» **WORK TO COMPLETE**
Pick up the Greenplum forum reply after its last sentence and keep writing it.

» **SOURCE PASSAGE**
───

The next wave in BI

Topic: TPC-H fun with Greenplum

Date: 30/01/2010

By: Luke Lonergan

Subject: Re: Re: Some hints


A few things:

- No parameter changes should be needed in the postgresql.conf files for Greenplum, especially not shared_buffers. This is true of all cases including the original poster and the TPC-H test. enable_seqscan is not set to 0 by default, so this indicates that the parameters have been changed.

- The number of segments should generally be set to the number of cores on the machine. GP is all about parallelism and the number of segments used controls how much of the CPU will be used to answer queries. If you increase from 2 to 8, you should see something like a 400% speedup of your queries, depending on how fast your disk is. Note that because of the parallelism outrunning your disk, you should (must) use the XFS filesystem to avoid the fragmentation pollution that ext2/3/4 have.

───

» **DATA ENTRIES**
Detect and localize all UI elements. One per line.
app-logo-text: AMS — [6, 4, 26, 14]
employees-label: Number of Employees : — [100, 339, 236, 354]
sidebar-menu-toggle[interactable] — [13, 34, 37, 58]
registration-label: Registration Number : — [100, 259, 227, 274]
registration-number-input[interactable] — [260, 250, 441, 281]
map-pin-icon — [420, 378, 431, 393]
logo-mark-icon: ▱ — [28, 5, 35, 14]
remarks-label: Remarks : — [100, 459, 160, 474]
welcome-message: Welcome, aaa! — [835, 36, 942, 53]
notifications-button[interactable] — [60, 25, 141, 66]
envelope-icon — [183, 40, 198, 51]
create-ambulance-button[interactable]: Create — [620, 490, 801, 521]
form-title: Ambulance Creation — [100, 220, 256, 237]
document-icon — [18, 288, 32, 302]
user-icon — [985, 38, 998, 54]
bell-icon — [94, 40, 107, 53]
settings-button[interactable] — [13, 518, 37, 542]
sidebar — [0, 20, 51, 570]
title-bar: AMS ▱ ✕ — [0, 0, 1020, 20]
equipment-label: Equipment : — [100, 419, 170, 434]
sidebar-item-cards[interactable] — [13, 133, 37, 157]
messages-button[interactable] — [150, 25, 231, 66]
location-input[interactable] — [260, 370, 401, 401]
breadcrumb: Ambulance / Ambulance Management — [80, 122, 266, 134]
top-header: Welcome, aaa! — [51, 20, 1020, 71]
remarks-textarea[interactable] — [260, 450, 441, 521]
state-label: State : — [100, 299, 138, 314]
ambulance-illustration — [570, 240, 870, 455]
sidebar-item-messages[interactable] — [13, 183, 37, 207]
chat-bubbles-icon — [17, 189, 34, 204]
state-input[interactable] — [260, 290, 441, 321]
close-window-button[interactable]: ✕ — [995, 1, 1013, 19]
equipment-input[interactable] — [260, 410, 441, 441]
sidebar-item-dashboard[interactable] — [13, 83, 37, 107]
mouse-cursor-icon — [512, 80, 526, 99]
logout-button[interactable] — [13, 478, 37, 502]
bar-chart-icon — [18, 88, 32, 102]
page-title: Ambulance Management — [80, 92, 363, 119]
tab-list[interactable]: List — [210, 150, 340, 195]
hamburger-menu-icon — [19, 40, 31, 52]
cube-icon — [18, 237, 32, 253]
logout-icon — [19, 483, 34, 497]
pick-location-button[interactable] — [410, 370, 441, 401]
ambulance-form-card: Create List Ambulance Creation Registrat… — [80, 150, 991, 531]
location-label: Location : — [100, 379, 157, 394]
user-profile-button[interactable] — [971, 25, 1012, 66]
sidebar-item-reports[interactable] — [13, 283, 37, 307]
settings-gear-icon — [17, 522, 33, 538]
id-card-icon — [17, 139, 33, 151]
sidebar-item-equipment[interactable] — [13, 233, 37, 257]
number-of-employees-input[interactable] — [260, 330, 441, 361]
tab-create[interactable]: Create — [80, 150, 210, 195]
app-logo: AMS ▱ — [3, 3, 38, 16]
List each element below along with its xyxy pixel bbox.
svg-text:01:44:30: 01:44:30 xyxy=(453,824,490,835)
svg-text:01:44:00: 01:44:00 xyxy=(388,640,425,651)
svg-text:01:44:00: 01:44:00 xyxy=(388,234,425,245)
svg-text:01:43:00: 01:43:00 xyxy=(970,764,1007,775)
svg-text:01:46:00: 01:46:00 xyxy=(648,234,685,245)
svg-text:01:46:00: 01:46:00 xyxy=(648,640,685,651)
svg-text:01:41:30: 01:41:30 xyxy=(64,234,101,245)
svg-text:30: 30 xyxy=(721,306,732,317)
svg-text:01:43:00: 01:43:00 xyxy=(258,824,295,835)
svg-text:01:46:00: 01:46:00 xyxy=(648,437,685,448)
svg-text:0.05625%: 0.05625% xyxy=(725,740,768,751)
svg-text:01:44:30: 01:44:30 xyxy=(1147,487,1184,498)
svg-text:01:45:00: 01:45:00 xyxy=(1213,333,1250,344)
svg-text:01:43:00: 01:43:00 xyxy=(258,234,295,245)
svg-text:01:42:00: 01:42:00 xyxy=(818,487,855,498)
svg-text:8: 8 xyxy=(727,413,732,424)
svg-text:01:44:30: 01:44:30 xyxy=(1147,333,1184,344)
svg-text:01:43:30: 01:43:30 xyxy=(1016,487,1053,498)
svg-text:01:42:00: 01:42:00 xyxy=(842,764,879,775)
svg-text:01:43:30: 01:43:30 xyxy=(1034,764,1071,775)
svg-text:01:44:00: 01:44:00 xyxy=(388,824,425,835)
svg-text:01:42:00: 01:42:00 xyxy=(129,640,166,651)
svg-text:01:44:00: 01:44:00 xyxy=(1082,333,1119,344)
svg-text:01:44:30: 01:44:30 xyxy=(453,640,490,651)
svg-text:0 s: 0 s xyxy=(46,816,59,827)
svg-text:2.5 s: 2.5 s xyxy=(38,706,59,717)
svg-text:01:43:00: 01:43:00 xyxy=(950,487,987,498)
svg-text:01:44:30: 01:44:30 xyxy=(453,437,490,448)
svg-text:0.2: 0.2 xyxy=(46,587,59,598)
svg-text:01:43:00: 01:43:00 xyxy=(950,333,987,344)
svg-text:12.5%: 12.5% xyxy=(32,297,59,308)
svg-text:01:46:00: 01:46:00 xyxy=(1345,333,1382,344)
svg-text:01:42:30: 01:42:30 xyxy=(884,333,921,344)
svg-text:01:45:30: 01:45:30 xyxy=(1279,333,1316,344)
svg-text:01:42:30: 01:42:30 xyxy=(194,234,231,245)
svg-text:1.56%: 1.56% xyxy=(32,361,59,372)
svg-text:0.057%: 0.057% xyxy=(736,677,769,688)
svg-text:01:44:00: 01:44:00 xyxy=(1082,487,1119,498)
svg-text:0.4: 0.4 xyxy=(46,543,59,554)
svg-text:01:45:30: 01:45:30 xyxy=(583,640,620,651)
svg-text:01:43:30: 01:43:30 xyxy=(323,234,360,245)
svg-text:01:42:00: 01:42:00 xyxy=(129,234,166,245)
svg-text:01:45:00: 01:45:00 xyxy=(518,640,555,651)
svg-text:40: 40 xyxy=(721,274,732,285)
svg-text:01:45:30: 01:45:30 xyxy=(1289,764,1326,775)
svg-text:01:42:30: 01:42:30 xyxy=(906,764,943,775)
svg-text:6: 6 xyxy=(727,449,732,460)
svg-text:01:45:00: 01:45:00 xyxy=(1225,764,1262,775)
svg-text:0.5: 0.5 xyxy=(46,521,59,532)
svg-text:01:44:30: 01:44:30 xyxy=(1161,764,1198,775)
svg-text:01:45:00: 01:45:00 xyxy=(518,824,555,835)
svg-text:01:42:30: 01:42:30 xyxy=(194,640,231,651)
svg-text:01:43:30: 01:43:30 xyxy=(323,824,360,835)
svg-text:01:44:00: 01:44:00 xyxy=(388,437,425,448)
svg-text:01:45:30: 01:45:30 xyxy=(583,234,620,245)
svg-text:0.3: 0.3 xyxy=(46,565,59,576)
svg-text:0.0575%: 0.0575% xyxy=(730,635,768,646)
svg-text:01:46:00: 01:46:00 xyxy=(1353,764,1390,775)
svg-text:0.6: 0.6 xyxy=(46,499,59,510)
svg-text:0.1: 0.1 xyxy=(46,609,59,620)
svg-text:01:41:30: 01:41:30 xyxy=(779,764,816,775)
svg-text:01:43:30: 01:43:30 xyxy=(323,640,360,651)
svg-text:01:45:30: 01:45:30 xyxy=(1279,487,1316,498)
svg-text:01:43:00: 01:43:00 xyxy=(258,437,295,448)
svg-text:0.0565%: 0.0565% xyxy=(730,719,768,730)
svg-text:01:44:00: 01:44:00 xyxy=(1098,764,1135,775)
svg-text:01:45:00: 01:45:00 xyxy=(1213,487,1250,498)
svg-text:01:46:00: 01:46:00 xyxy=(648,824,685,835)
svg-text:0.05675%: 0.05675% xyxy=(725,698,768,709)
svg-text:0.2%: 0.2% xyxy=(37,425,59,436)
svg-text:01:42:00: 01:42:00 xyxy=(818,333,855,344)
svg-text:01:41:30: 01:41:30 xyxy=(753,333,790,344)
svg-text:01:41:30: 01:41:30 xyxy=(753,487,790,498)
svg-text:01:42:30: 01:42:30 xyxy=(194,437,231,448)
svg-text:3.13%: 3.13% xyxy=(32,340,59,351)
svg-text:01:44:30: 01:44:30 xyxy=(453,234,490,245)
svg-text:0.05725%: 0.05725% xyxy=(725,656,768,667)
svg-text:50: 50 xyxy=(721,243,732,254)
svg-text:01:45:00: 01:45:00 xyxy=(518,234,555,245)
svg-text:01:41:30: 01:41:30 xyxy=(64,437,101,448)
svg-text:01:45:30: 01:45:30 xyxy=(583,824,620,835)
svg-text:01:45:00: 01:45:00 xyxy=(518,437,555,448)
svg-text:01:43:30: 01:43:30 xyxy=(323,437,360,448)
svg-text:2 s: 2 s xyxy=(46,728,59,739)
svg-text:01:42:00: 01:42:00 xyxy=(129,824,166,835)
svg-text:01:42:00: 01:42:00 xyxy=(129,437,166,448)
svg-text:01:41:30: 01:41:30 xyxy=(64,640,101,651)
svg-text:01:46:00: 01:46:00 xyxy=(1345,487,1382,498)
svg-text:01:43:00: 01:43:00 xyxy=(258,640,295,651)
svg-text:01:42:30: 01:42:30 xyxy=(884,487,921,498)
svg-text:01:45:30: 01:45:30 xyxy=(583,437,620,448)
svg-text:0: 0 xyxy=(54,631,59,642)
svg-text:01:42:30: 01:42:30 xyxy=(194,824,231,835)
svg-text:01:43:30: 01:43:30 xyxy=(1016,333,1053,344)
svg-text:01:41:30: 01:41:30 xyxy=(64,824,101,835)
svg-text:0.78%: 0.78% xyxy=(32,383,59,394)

───

» **TASK RESULT**
- In the general case, we find that GP SNE is faster than Postgres 8.x due to faster core elements like sort, hashagg, etc, even when not using a lot of parallelism, though the key advantage of GP is parallelism.

- GP implements the full SQL 2003 analytical query support with windowing, cube, etc. This is very useful and important for analytical workloads.

So, in short, in your case I'd also say you should try again and this time don't change the parameters, use the number of segments equal to the number of CPU cores and GP will be faster on every query.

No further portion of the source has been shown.